__TASK INSTRUCTIONS__
Quote all entries exactly, leaving pictures aside.
** START GIVEN DATA **
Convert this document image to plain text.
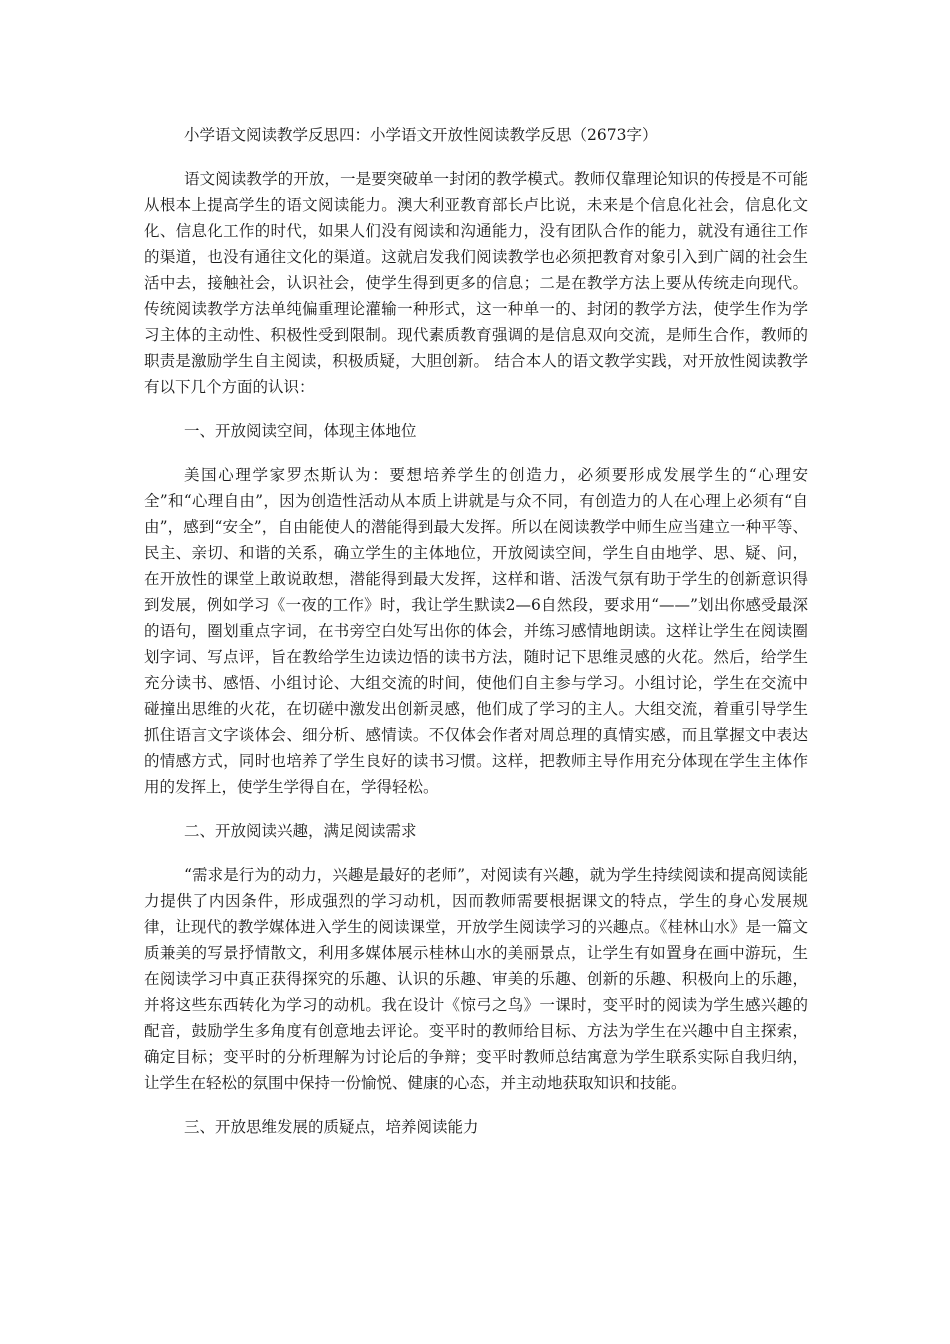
小学语文阅读教学反思四：小学语文开放性阅读教学反思（2673字）

语文阅读教学的开放，一是要突破单一封闭的教学模式。教师仅靠理论知识的传授是不可能从根本上提高学生的语文阅读能力。澳大利亚教育部长卢比说，未来是个信息化社会，信息化文化、信息化工作的时代，如果人们没有阅读和沟通能力，没有团队合作的能力，就没有通往工作的渠道，也没有通往文化的渠道。这就启发我们阅读教学也必须把教育对象引入到广阔的社会生活中去，接触社会，认识社会，使学生得到更多的信息；二是在教学方法上要从传统走向现代。传统阅读教学方法单纯偏重理论灌输一种形式，这一种单一的、封闭的教学方法，使学生作为学习主体的主动性、积极性受到限制。现代素质教育强调的是信息双向交流，是师生合作，教师的职责是激励学生自主阅读，积极质疑，大胆创新。 结合本人的语文教学实践，对开放性阅读教学有以下几个方面的认识：

一、开放阅读空间，体现主体地位

美国心理学家罗杰斯认为：要想培养学生的创造力，必须要形成发展学生的“心理安全”和“心理自由”，因为创造性活动从本质上讲就是与众不同，有创造力的人在心理上必须有“自由”，感到“安全”，自由能使人的潜能得到最大发挥。所以在阅读教学中师生应当建立一种平等、民主、亲切、和谐的关系，确立学生的主体地位，开放阅读空间，学生自由地学、思、疑、问，在开放性的课堂上敢说敢想，潜能得到最大发挥，这样和谐、活泼气氛有助于学生的创新意识得到发展，例如学习《一夜的工作》时，我让学生默读2—6自然段，要求用“——”划出你感受最深的语句，圈划重点字词，在书旁空白处写出你的体会，并练习感情地朗读。这样让学生在阅读圈划字词、写点评，旨在教给学生边读边悟的读书方法，随时记下思维灵感的火花。然后，给学生充分读书、感悟、小组讨论、大组交流的时间，使他们自主参与学习。小组讨论，学生在交流中碰撞出思维的火花，在切磋中激发出创新灵感，他们成了学习的主人。大组交流，着重引导学生抓住语言文字谈体会、细分析、感情读。不仅体会作者对周总理的真情实感，而且掌握文中表达的情感方式，同时也培养了学生良好的读书习惯。这样，把教师主导作用充分体现在学生主体作用的发挥上，使学生学得自在，学得轻松。

二、开放阅读兴趣，满足阅读需求

“需求是行为的动力，兴趣是最好的老师”，对阅读有兴趣，就为学生持续阅读和提高阅读能力提供了内因条件，形成强烈的学习动机，因而教师需要根据课文的特点，学生的身心发展规律，让现代的教学媒体进入学生的阅读课堂，开放学生阅读学习的兴趣点。《桂林山水》是一篇文质兼美的写景抒情散文，利用多媒体展示桂林山水的美丽景点，让学生有如置身在画中游玩，生在阅读学习中真正获得探究的乐趣、认识的乐趣、审美的乐趣、创新的乐趣、积极向上的乐趣，并将这些东西转化为学习的动机。我在设计《惊弓之鸟》一课时，变平时的阅读为学生感兴趣的配音，鼓励学生多角度有创意地去评论。变平时的教师给目标、方法为学生在兴趣中自主探索，确定目标；变平时的分析理解为讨论后的争辩；变平时教师总结寓意为学生联系实际自我归纳，让学生在轻松的氛围中保持一份愉悦、健康的心态，并主动地获取知识和技能。

三、开放思维发展的质疑点，培养阅读能力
** END GIVEN DATA **
__WRITTEN ANSWER__
Convert this document image to plain text.
小学语文阅读教学反思四：小学语文开放性阅读教学反思（2673字）

语文阅读教学的开放，一是要突破单一封闭的教学模式。教师仅靠理论知识的传授是不可能从根本上提高学生的语文阅读能力。澳大利亚教育部长卢比说，未来是个信息化社会，信息化文化、信息化工作的时代，如果人们没有阅读和沟通能力，没有团队合作的能力，就没有通往工作的渠道，也没有通往文化的渠道。这就启发我们阅读教学也必须把教育对象引入到广阔的社会生活中去，接触社会，认识社会，使学生得到更多的信息；二是在教学方法上要从传统走向现代。传统阅读教学方法单纯偏重理论灌输一种形式，这一种单一的、封闭的教学方法，使学生作为学习主体的主动性、积极性受到限制。现代素质教育强调的是信息双向交流，是师生合作，教师的职责是激励学生自主阅读，积极质疑，大胆创新。 结合本人的语文教学实践，对开放性阅读教学有以下几个方面的认识：

一、开放阅读空间，体现主体地位

美国心理学家罗杰斯认为：要想培养学生的创造力，必须要形成发展学生的“心理安全”和“心理自由”，因为创造性活动从本质上讲就是与众不同，有创造力的人在心理上必须有“自由”，感到“安全”，自由能使人的潜能得到最大发挥。所以在阅读教学中师生应当建立一种平等、民主、亲切、和谐的关系，确立学生的主体地位，开放阅读空间，学生自由地学、思、疑、问，在开放性的课堂上敢说敢想，潜能得到最大发挥，这样和谐、活泼气氛有助于学生的创新意识得到发展，例如学习《一夜的工作》时，我让学生默读2—6自然段，要求用“——”划出你感受最深的语句，圈划重点字词，在书旁空白处写出你的体会，并练习感情地朗读。这样让学生在阅读圈划字词、写点评，旨在教给学生边读边悟的读书方法，随时记下思维灵感的火花。然后，给学生充分读书、感悟、小组讨论、大组交流的时间，使他们自主参与学习。小组讨论，学生在交流中碰撞出思维的火花，在切磋中激发出创新灵感，他们成了学习的主人。大组交流，着重引导学生抓住语言文字谈体会、细分析、感情读。不仅体会作者对周总理的真情实感，而且掌握文中表达的情感方式，同时也培养了学生良好的读书习惯。这样，把教师主导作用充分体现在学生主体作用的发挥上，使学生学得自在，学得轻松。

二、开放阅读兴趣，满足阅读需求

“需求是行为的动力，兴趣是最好的老师”，对阅读有兴趣，就为学生持续阅读和提高阅读能力提供了内因条件，形成强烈的学习动机，因而教师需要根据课文的特点，学生的身心发展规律，让现代的教学媒体进入学生的阅读课堂，开放学生阅读学习的兴趣点。《桂林山水》是一篇文质兼美的写景抒情散文，利用多媒体展示桂林山水的美丽景点，让学生有如置身在画中游玩，生在阅读学习中真正获得探究的乐趣、认识的乐趣、审美的乐趣、创新的乐趣、积极向上的乐趣，并将这些东西转化为学习的动机。我在设计《惊弓之鸟》一课时，变平时的阅读为学生感兴趣的配音，鼓励学生多角度有创意地去评论。变平时的教师给目标、方法为学生在兴趣中自主探索，确定目标；变平时的分析理解为讨论后的争辩；变平时教师总结寓意为学生联系实际自我归纳，让学生在轻松的氛围中保持一份愉悦、健康的心态，并主动地获取知识和技能。

三、开放思维发展的质疑点，培养阅读能力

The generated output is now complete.